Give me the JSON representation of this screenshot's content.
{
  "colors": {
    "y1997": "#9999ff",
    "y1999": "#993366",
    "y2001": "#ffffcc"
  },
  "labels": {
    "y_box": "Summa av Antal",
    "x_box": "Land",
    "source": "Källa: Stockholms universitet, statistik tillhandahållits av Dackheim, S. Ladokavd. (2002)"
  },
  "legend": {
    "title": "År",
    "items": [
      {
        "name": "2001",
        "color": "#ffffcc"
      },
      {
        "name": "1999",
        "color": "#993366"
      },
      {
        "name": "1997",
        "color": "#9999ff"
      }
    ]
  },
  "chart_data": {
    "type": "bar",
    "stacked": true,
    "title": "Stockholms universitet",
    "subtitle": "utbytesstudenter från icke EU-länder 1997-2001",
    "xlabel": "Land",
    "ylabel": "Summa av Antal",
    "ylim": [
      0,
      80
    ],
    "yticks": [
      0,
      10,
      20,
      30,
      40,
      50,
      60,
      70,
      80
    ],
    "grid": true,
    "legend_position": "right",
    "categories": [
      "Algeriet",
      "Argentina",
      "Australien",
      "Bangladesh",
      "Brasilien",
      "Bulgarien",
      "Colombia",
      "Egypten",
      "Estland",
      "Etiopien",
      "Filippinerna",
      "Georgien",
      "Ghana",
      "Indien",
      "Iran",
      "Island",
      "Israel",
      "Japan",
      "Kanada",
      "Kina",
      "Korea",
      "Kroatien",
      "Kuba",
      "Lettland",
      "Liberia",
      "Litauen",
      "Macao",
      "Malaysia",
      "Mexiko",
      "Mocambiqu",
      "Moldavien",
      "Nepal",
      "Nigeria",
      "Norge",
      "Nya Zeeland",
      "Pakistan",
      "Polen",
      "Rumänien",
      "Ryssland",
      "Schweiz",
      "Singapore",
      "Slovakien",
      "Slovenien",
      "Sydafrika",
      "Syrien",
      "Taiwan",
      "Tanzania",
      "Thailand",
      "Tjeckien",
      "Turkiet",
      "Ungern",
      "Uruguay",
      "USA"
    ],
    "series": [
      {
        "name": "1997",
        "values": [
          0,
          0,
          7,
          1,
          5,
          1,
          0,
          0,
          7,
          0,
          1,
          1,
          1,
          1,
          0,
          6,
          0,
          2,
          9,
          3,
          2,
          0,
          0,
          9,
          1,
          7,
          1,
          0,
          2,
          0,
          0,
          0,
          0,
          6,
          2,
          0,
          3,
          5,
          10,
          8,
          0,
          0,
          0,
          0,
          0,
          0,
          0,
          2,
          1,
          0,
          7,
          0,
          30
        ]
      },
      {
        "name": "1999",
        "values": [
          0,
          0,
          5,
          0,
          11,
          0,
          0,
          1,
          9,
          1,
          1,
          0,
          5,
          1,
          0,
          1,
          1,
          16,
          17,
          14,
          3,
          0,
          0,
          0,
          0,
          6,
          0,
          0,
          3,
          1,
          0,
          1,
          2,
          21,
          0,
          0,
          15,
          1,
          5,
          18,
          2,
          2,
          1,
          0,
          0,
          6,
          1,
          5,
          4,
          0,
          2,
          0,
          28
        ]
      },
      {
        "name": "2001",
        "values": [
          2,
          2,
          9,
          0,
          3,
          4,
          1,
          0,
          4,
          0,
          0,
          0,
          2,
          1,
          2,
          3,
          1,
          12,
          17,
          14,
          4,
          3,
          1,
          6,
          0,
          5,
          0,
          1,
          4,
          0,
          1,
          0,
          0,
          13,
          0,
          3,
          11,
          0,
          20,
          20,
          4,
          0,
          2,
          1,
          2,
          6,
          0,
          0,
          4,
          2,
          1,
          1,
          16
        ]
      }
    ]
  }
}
...
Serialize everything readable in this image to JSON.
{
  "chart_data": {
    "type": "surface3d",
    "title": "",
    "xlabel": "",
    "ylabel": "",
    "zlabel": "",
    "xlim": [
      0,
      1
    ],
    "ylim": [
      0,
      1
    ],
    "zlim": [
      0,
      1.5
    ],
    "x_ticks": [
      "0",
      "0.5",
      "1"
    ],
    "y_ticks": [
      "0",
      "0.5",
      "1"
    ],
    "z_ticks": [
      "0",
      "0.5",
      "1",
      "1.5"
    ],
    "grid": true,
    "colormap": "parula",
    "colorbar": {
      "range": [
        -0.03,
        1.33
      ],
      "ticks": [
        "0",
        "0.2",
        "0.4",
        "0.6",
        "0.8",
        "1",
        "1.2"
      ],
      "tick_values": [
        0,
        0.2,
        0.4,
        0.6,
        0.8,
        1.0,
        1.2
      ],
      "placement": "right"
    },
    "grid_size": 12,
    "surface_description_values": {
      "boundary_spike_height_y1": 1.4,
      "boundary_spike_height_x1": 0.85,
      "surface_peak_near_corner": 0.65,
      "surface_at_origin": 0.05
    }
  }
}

TASK >> Go through the records line by line and count those containing the string "right". Give only the total.

RESPONSE TO THE EXERCISE >> 2